>>

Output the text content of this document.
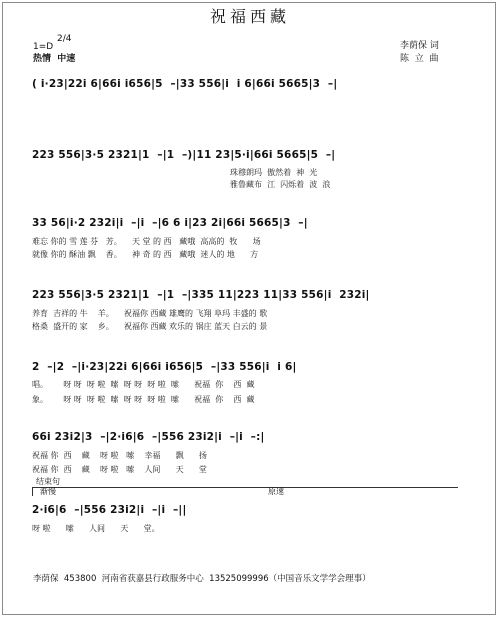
祝福西藏
1=D
2/4
热情  中速
李荫保 词
陈  立  曲
( i·23|22i 6|66i i656|5  –|33 556|i  i 6|66i 5665|3  –|
223 556|3·5 2321|1  –|1  –)|11 23|5·i|66i 5665|5  –|
珠穆朗玛  傲然着  神  光
雅鲁藏布  江  闪烁着  波  浪
33 56|i·2 232i|i  –|i  –|6 6 i|23 2i|66i 5665|3  –|
难忘 你的 雪 莲 芬   芳。    天 堂 的 西   藏哦  高高的  牧      场
就像 你的 酥油 飘    香。    神 奇 的 西   藏哦  迷人的 地      方
223 556|3·5 2321|1  –|1  –|335 11|223 11|33 556|i  232i|
养育  吉祥的 牛    羊。    祝福你 西藏 雄鹰的 飞翔 阜玛 丰盛的 歌
格桑  盛开的 家    乡。    祝福你 西藏 欢乐的 锅庄 蓝天 白云的 景
2  –|2  –|i·23|22i 6|66i i656|5  –|33 556|i  i 6|
唱。      呀 呀  呀 啦  嗦  呀 呀  呀 啦  嗦      祝福  你    西  藏
象。      呀 呀  呀 啦  嗦  呀 呀  呀 啦  嗦      祝福  你    西  藏
66i 23i2|3  –|2·i6|6  –|556 23i2|i  –|i  –:|
祝福 你  西    藏    呀 啦   嗦    幸福      飘      扬
祝福 你  西    藏    呀 啦   嗦    人间      天      堂
结束句
渐慢	原速
2·i6|6  –|556 23i2|i  –|i  –||
呀 啦      嗦      人间      天      堂。
李荫保  453800  河南省获嘉县行政服务中心  13525099996（中国音乐文学学会理事）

<<

What you are asked to do: The pictures should not appear in the copy; every other part of the records above must be returned exactly.

Answer below:
Output the text content of this document.
祝福西藏
1=D
2/4
热情  中速
李荫保 词
陈  立  曲
( i·23|22i 6|66i i656|5  –|33 556|i  i 6|66i 5665|3  –|
223 556|3·5 2321|1  –|1  –)|11 23|5·i|66i 5665|5  –|
珠穆朗玛  傲然着  神  光
雅鲁藏布  江  闪烁着  波  浪
33 56|i·2 232i|i  –|i  –|6 6 i|23 2i|66i 5665|3  –|
难忘 你的 雪 莲 芬   芳。    天 堂 的 西   藏哦  高高的  牧      场
就像 你的 酥油 飘    香。    神 奇 的 西   藏哦  迷人的 地      方
223 556|3·5 2321|1  –|1  –|335 11|223 11|33 556|i  232i|
养育  吉祥的 牛    羊。    祝福你 西藏 雄鹰的 飞翔 阜玛 丰盛的 歌
格桑  盛开的 家    乡。    祝福你 西藏 欢乐的 锅庄 蓝天 白云的 景
2  –|2  –|i·23|22i 6|66i i656|5  –|33 556|i  i 6|
唱。      呀 呀  呀 啦  嗦  呀 呀  呀 啦  嗦      祝福  你    西  藏
象。      呀 呀  呀 啦  嗦  呀 呀  呀 啦  嗦      祝福  你    西  藏
66i 23i2|3  –|2·i6|6  –|556 23i2|i  –|i  –:|
祝福 你  西    藏    呀 啦   嗦    幸福      飘      扬
祝福 你  西    藏    呀 啦   嗦    人间      天      堂
结束句
渐慢	原速
2·i6|6  –|556 23i2|i  –|i  –||
呀 啦      嗦      人间      天      堂。
李荫保  453800  河南省获嘉县行政服务中心  13525099996（中国音乐文学学会理事）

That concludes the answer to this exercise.